Your objective | Lines containing the string "Objectif" are to be collected in full.

(Data listing)
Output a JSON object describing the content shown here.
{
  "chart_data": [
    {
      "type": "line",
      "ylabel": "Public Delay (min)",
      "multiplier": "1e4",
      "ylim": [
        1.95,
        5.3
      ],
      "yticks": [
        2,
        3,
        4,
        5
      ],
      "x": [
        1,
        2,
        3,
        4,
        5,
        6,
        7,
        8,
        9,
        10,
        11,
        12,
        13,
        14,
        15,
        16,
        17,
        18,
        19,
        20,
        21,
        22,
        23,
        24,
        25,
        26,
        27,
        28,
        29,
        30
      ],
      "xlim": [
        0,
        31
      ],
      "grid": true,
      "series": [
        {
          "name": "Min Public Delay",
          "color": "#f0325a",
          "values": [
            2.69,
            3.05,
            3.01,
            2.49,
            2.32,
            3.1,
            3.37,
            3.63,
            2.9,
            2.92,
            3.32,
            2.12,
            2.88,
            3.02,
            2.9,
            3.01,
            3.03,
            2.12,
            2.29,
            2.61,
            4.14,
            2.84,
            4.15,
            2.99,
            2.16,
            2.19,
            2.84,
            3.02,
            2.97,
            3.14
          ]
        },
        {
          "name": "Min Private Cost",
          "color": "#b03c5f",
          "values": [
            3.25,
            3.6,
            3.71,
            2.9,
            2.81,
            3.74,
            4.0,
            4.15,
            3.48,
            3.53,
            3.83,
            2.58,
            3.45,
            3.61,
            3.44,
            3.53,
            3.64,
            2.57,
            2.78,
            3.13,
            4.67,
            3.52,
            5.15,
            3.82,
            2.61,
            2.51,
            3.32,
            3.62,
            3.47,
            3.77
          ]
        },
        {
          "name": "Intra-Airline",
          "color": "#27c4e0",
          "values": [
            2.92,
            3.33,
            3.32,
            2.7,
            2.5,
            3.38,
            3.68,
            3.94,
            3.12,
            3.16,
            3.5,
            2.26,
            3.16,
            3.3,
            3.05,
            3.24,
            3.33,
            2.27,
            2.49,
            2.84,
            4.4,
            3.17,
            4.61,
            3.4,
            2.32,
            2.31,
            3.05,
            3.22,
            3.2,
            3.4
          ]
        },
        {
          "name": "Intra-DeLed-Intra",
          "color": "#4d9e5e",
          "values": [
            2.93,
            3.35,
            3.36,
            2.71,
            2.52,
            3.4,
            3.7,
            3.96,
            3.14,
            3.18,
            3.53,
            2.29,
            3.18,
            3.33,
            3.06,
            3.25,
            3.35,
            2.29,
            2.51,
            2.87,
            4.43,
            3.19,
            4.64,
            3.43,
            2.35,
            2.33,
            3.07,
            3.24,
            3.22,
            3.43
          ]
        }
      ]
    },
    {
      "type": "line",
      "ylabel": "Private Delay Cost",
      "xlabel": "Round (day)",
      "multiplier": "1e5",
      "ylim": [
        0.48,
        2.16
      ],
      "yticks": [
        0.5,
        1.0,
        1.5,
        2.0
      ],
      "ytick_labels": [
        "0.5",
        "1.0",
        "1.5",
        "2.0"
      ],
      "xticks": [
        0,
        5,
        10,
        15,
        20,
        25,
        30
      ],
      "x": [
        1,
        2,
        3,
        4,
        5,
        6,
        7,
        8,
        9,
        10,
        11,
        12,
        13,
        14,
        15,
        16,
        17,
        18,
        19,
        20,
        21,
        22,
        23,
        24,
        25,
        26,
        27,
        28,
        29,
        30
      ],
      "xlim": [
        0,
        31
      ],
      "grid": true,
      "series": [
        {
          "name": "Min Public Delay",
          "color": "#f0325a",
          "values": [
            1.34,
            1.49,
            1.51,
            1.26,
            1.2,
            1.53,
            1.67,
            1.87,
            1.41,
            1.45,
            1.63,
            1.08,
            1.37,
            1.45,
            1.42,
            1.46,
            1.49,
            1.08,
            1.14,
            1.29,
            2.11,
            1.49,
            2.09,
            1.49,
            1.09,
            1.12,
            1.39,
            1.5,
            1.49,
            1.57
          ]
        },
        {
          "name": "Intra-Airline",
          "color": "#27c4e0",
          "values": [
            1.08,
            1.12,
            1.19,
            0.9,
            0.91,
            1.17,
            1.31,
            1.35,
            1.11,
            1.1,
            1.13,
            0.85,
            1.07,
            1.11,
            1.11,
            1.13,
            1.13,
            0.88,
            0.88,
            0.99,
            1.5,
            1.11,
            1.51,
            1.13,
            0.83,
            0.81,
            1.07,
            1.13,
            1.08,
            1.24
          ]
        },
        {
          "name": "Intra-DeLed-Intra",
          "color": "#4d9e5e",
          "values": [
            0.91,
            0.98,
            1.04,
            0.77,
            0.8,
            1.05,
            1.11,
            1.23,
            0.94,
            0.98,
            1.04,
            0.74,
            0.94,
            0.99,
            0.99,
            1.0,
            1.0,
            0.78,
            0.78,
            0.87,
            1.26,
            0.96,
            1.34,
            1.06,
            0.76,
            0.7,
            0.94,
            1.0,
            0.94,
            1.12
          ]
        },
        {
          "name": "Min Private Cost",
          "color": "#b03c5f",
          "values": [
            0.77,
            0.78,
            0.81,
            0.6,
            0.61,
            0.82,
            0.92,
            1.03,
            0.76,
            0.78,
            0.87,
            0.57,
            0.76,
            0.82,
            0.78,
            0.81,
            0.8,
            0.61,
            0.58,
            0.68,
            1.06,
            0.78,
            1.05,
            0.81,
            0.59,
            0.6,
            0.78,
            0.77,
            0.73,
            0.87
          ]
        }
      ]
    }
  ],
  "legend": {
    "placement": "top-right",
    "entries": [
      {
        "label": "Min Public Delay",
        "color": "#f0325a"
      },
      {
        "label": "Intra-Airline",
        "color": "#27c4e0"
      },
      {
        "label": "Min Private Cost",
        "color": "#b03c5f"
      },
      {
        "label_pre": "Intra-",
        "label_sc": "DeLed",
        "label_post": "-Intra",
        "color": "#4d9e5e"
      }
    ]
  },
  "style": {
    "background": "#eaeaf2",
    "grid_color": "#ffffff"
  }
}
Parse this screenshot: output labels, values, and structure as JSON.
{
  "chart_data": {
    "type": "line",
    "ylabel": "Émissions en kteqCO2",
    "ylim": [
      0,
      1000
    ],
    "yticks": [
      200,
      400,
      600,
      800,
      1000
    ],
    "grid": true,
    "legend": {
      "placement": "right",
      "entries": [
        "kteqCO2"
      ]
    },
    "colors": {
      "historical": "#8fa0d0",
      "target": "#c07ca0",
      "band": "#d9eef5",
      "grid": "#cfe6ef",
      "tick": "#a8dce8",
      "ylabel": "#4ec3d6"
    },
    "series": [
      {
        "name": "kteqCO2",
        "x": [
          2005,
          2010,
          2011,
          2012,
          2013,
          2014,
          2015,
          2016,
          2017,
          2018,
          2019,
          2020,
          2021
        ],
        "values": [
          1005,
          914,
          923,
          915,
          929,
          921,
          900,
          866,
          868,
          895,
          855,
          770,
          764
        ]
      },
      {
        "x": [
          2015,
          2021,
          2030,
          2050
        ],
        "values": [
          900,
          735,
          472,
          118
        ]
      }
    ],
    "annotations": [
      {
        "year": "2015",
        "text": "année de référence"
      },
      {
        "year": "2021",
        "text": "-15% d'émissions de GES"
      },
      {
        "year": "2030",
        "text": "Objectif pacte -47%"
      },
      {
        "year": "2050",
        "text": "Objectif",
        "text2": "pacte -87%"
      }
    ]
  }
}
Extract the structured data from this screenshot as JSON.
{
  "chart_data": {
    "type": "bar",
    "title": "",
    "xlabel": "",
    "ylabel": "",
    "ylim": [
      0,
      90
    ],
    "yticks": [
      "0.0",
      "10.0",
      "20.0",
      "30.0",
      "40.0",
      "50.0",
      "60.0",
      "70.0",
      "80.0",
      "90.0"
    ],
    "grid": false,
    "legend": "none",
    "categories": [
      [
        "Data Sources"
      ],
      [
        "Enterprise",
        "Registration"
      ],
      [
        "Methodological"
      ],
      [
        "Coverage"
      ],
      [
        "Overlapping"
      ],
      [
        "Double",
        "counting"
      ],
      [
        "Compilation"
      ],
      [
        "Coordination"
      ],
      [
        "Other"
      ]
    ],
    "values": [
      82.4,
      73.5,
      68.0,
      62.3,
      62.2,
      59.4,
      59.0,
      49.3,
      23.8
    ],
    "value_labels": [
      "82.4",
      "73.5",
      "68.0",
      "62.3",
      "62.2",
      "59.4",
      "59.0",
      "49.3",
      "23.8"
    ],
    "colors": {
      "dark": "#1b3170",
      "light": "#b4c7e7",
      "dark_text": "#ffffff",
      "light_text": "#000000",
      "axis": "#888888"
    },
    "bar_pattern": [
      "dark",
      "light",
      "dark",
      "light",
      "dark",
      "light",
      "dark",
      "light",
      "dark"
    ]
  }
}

Task result |
        "text": "Objectif pacte -47%"
        "text": "Objectif",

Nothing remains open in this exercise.